Objective ::
Without including any pictures, write out the listing below exactly.

Input material ::
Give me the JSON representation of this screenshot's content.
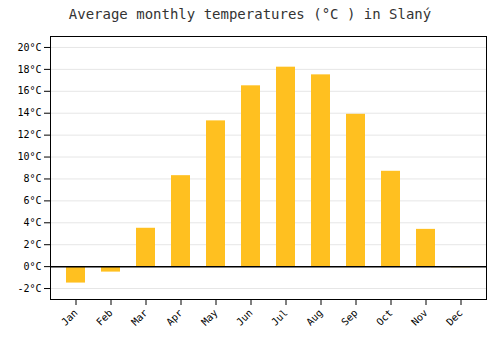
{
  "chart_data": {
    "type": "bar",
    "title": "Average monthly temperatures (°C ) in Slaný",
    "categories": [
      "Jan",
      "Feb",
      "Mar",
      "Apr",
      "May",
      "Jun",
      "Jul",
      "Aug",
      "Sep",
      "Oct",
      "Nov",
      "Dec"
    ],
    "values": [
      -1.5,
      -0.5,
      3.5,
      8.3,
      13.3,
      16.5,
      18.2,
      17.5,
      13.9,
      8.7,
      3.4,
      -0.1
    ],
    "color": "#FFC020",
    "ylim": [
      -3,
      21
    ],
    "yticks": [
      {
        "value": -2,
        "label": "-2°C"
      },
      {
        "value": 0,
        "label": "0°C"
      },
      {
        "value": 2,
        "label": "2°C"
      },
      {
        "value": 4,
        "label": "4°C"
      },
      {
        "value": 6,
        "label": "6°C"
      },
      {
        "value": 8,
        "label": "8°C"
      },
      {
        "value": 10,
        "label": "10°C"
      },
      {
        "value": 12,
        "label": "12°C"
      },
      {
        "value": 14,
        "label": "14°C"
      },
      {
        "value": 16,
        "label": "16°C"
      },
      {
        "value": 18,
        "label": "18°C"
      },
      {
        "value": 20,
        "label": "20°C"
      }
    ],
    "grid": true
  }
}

Exercise response ::
Give me the JSON representation of this screenshot's content.
{
  "chart_data": {
    "type": "bar",
    "title": "Average monthly temperatures (°C ) in Slaný",
    "categories": [
      "Jan",
      "Feb",
      "Mar",
      "Apr",
      "May",
      "Jun",
      "Jul",
      "Aug",
      "Sep",
      "Oct",
      "Nov",
      "Dec"
    ],
    "values": [
      -1.5,
      -0.5,
      3.5,
      8.3,
      13.3,
      16.5,
      18.2,
      17.5,
      13.9,
      8.7,
      3.4,
      -0.1
    ],
    "color": "#FFC020",
    "ylim": [
      -3,
      21
    ],
    "yticks": [
      {
        "value": -2,
        "label": "-2°C"
      },
      {
        "value": 0,
        "label": "0°C"
      },
      {
        "value": 2,
        "label": "2°C"
      },
      {
        "value": 4,
        "label": "4°C"
      },
      {
        "value": 6,
        "label": "6°C"
      },
      {
        "value": 8,
        "label": "8°C"
      },
      {
        "value": 10,
        "label": "10°C"
      },
      {
        "value": 12,
        "label": "12°C"
      },
      {
        "value": 14,
        "label": "14°C"
      },
      {
        "value": 16,
        "label": "16°C"
      },
      {
        "value": 18,
        "label": "18°C"
      },
      {
        "value": 20,
        "label": "20°C"
      }
    ],
    "grid": true
  }
}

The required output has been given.